**Exercise prompt:** Every record should be repeated exactly, except that pictures are left out.

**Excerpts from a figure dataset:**
◆ ◆ ◆ ◆
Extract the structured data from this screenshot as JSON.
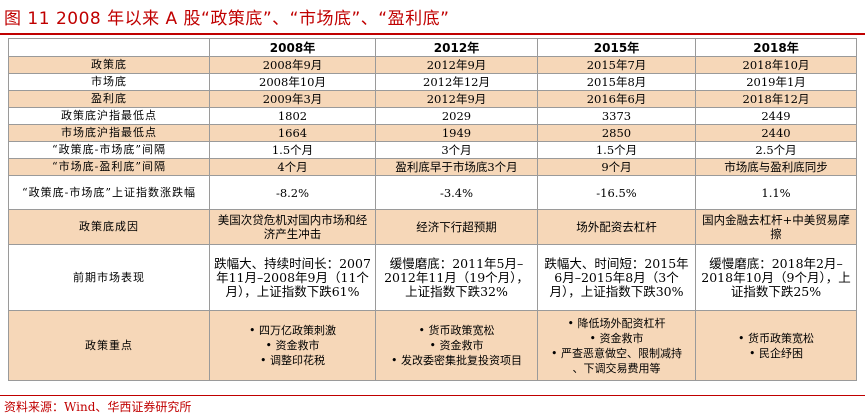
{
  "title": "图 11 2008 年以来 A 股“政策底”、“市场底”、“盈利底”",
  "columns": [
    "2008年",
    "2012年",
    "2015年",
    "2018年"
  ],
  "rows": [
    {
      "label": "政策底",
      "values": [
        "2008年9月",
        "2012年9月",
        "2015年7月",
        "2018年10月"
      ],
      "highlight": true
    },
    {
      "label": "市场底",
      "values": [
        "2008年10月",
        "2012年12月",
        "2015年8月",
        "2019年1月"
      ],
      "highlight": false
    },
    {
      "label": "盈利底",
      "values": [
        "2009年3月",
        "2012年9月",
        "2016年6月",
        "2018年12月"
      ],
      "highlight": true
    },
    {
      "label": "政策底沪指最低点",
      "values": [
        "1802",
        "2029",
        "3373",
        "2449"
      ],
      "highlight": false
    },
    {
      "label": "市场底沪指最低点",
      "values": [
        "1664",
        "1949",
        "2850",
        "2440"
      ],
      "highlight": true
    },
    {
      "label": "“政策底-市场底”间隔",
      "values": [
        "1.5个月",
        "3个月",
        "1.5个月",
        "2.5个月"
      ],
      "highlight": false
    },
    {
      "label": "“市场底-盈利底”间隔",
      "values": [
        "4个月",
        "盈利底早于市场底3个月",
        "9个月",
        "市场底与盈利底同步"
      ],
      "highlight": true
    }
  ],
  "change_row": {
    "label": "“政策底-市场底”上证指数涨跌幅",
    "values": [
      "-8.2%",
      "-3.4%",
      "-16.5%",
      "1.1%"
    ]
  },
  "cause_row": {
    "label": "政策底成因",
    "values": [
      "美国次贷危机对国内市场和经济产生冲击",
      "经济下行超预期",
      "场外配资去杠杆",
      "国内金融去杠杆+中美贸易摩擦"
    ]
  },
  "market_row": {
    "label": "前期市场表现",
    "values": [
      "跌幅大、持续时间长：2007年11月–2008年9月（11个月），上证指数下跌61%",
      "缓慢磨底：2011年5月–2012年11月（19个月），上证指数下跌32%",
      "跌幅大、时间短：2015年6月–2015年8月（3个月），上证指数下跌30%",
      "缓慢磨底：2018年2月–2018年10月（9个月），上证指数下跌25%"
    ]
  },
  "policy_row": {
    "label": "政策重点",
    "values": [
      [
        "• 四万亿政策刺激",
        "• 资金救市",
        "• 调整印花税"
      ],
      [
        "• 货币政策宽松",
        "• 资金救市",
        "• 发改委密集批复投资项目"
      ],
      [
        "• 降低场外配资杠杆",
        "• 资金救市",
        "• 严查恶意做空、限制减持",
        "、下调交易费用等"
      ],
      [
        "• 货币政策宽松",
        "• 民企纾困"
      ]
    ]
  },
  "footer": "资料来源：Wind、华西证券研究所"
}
◆ ◆ ◆ ◆
**Exercise answer:**
Extract the structured data from this screenshot as JSON.
{
  "title": "图 11 2008 年以来 A 股“政策底”、“市场底”、“盈利底”",
  "columns": [
    "2008年",
    "2012年",
    "2015年",
    "2018年"
  ],
  "rows": [
    {
      "label": "政策底",
      "values": [
        "2008年9月",
        "2012年9月",
        "2015年7月",
        "2018年10月"
      ],
      "highlight": true
    },
    {
      "label": "市场底",
      "values": [
        "2008年10月",
        "2012年12月",
        "2015年8月",
        "2019年1月"
      ],
      "highlight": false
    },
    {
      "label": "盈利底",
      "values": [
        "2009年3月",
        "2012年9月",
        "2016年6月",
        "2018年12月"
      ],
      "highlight": true
    },
    {
      "label": "政策底沪指最低点",
      "values": [
        "1802",
        "2029",
        "3373",
        "2449"
      ],
      "highlight": false
    },
    {
      "label": "市场底沪指最低点",
      "values": [
        "1664",
        "1949",
        "2850",
        "2440"
      ],
      "highlight": true
    },
    {
      "label": "“政策底-市场底”间隔",
      "values": [
        "1.5个月",
        "3个月",
        "1.5个月",
        "2.5个月"
      ],
      "highlight": false
    },
    {
      "label": "“市场底-盈利底”间隔",
      "values": [
        "4个月",
        "盈利底早于市场底3个月",
        "9个月",
        "市场底与盈利底同步"
      ],
      "highlight": true
    }
  ],
  "change_row": {
    "label": "“政策底-市场底”上证指数涨跌幅",
    "values": [
      "-8.2%",
      "-3.4%",
      "-16.5%",
      "1.1%"
    ]
  },
  "cause_row": {
    "label": "政策底成因",
    "values": [
      "美国次贷危机对国内市场和经济产生冲击",
      "经济下行超预期",
      "场外配资去杠杆",
      "国内金融去杠杆+中美贸易摩擦"
    ]
  },
  "market_row": {
    "label": "前期市场表现",
    "values": [
      "跌幅大、持续时间长：2007年11月–2008年9月（11个月），上证指数下跌61%",
      "缓慢磨底：2011年5月–2012年11月（19个月），上证指数下跌32%",
      "跌幅大、时间短：2015年6月–2015年8月（3个月），上证指数下跌30%",
      "缓慢磨底：2018年2月–2018年10月（9个月），上证指数下跌25%"
    ]
  },
  "policy_row": {
    "label": "政策重点",
    "values": [
      [
        "• 四万亿政策刺激",
        "• 资金救市",
        "• 调整印花税"
      ],
      [
        "• 货币政策宽松",
        "• 资金救市",
        "• 发改委密集批复投资项目"
      ],
      [
        "• 降低场外配资杠杆",
        "• 资金救市",
        "• 严查恶意做空、限制减持",
        "、下调交易费用等"
      ],
      [
        "• 货币政策宽松",
        "• 民企纾困"
      ]
    ]
  },
  "footer": "资料来源：Wind、华西证券研究所"
}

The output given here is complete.